◆ Requirement: Go through the listing and return every line with "하나님께서" in it.

◆ Dataset:
—————

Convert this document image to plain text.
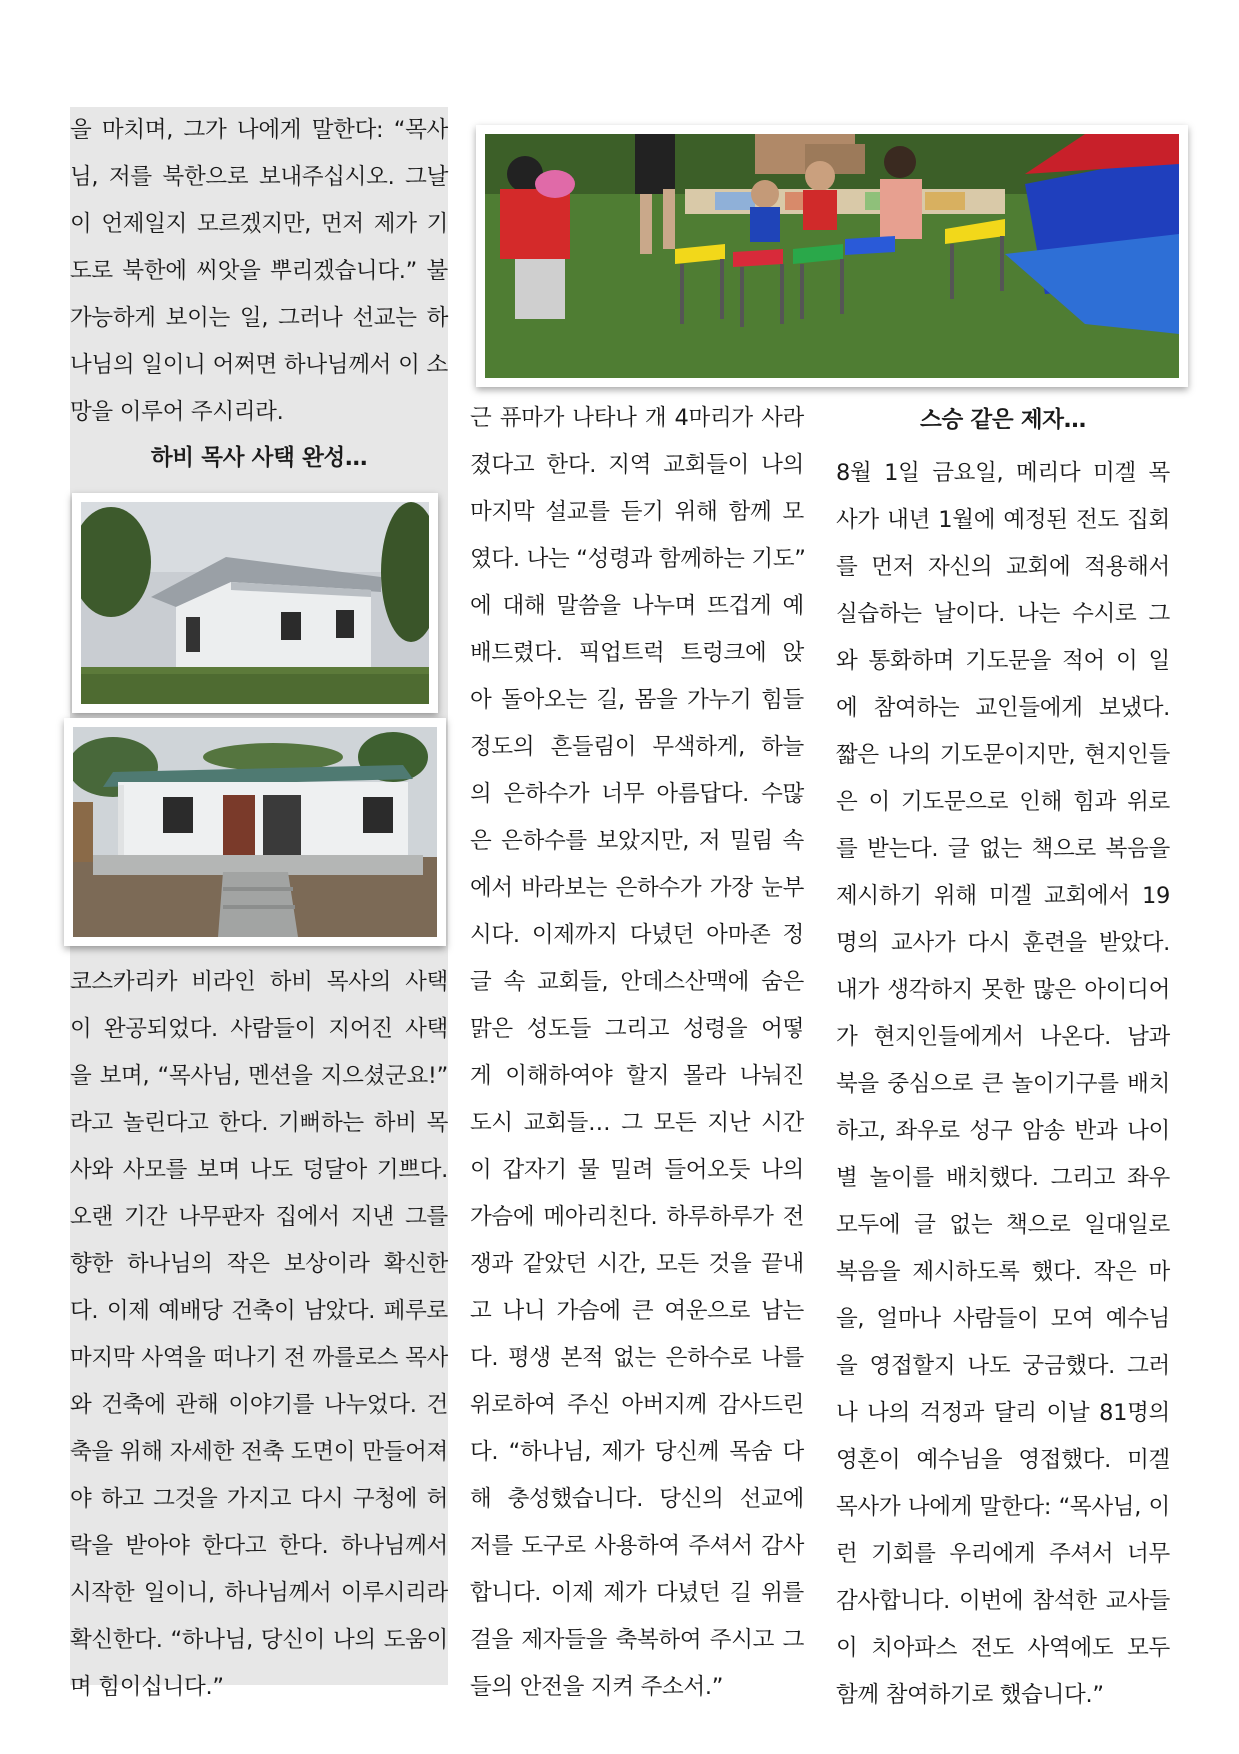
을 마치며, 그가 나에게 말한다: “목사
님, 저를 북한으로 보내주십시오. 그날
이 언제일지 모르겠지만, 먼저 제가 기
도로 북한에 씨앗을 뿌리겠습니다.” 불
가능하게 보이는 일, 그러나 선교는 하
나님의 일이니 어쩌면 하나님께서 이 소
망을 이루어 주시리라.
하비 목사 사택 완성…
코스카리카 비라인 하비 목사의 사택
이 완공되었다. 사람들이 지어진 사택
을 보며, “목사님, 멘션을 지으셨군요!”
라고 놀린다고 한다. 기뻐하는 하비 목
사와 사모를 보며 나도 덩달아 기쁘다.
오랜 기간 나무판자 집에서 지낸 그를
향한 하나님의 작은 보상이라 확신한
다. 이제 예배당 건축이 남았다. 페루로
마지막 사역을 떠나기 전 까를로스 목사
와 건축에 관해 이야기를 나누었다. 건
축을 위해 자세한 전축 도면이 만들어져
야 하고 그것을 가지고 다시 구청에 허
락을 받아야 한다고 한다. 하나님께서
시작한 일이니, 하나님께서 이루시리라
확신한다. “하나님, 당신이 나의 도움이
며 힘이십니다.”
근 퓨마가 나타나 개 4마리가 사라
졌다고 한다. 지역 교회들이 나의
마지막 설교를 듣기 위해 함께 모
였다. 나는 “성령과 함께하는 기도”
에 대해 말씀을 나누며 뜨겁게 예
배드렸다. 픽업트럭 트렁크에 앉
아 돌아오는 길, 몸을 가누기 힘들
정도의 흔들림이 무색하게, 하늘
의 은하수가 너무 아름답다. 수많
은 은하수를 보았지만, 저 밀림 속
에서 바라보는 은하수가 가장 눈부
시다. 이제까지 다녔던 아마존 정
글 속 교회들, 안데스산맥에 숨은
맑은 성도들 그리고 성령을 어떻
게 이해하여야 할지 몰라 나눠진
도시 교회들… 그 모든 지난 시간
이 갑자기 물 밀려 들어오듯 나의
가슴에 메아리친다. 하루하루가 전
쟁과 같았던 시간, 모든 것을 끝내
고 나니 가슴에 큰 여운으로 남는
다. 평생 본적 없는 은하수로 나를
위로하여 주신 아버지께 감사드린
다. “하나님, 제가 당신께 목숨 다
해 충성했습니다. 당신의 선교에
저를 도구로 사용하여 주셔서 감사
합니다. 이제 제가 다녔던 길 위를
걸을 제자들을 축복하여 주시고 그
들의 안전을 지켜 주소서.”
스승 같은 제자…
8월 1일 금요일, 메리다 미겔 목
사가 내년 1월에 예정된 전도 집회
를 먼저 자신의 교회에 적용해서
실습하는 날이다. 나는 수시로 그
와 통화하며 기도문을 적어 이 일
에 참여하는 교인들에게 보냈다.
짧은 나의 기도문이지만, 현지인들
은 이 기도문으로 인해 힘과 위로
를 받는다. 글 없는 책으로 복음을
제시하기 위해 미겔 교회에서 19
명의 교사가 다시 훈련을 받았다.
내가 생각하지 못한 많은 아이디어
가 현지인들에게서 나온다. 남과
북을 중심으로 큰 놀이기구를 배치
하고, 좌우로 성구 암송 반과 나이
별 놀이를 배치했다. 그리고 좌우
모두에 글 없는 책으로 일대일로
복음을 제시하도록 했다. 작은 마
을, 얼마나 사람들이 모여 예수님
을 영접할지 나도 궁금했다. 그러
나 나의 걱정과 달리 이날 81명의
영혼이 예수님을 영접했다. 미겔
목사가 나에게 말한다: “목사님, 이
런 기회를 우리에게 주셔서 너무
감사합니다. 이번에 참석한 교사들
이 치아파스 전도 사역에도 모두
함께 참여하기로 했습니다.”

—————

◆ Reply to the exercise:
나님의 일이니 어쩌면 하나님께서 이 소
락을 받아야 한다고 한다. 하나님께서
시작한 일이니, 하나님께서 이루시리라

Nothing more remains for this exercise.